→ BRIEF
Repeat the records verbatim and leave the pictures out of your copy.

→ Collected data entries
(begin)
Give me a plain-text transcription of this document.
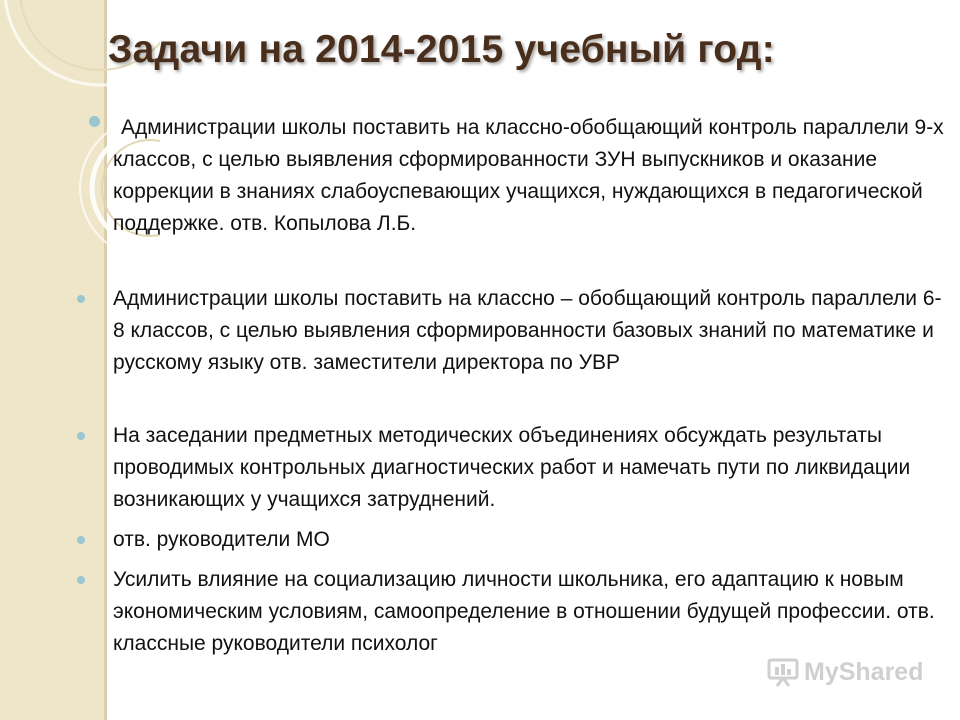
Задачи на 2014-2015 учебный год:
Администрации школы поставить на классно-обобщающий контроль параллели 9-х классов, с целью выявления сформированности ЗУН выпускников и оказание коррекции в знаниях слабоуспевающих учащихся, нуждающихся в педагогической поддержке. отв. Копылова Л.Б.
Администрации школы поставить на классно – обобщающий контроль параллели 6-8 классов, с целью выявления сформированности базовых знаний по математике и русскому языку отв. заместители директора по УВР
На заседании предметных методических объединениях обсуждать результаты проводимых контрольных диагностических работ и намечать пути по ликвидации возникающих у учащихся затруднений.
отв. руководители МО
Усилить влияние на социализацию личности школьника, его адаптацию к новым экономическим условиям, самоопределение в отношении будущей профессии. отв. классные руководители психолог
MyShared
(end)
→ RESPONSE
Give me a plain-text transcription of this document.
Задачи на 2014-2015 учебный год:
Администрации школы поставить на классно-обобщающий контроль параллели 9-х классов, с целью выявления сформированности ЗУН выпускников и оказание коррекции в знаниях слабоуспевающих учащихся, нуждающихся в педагогической поддержке. отв. Копылова Л.Б.
Администрации школы поставить на классно – обобщающий контроль параллели 6-8 классов, с целью выявления сформированности базовых знаний по математике и русскому языку отв. заместители директора по УВР
На заседании предметных методических объединениях обсуждать результаты проводимых контрольных диагностических работ и намечать пути по ликвидации возникающих у учащихся затруднений.
отв. руководители МО
Усилить влияние на социализацию личности школьника, его адаптацию к новым экономическим условиям, самоопределение в отношении будущей профессии. отв. классные руководители психолог
MyShared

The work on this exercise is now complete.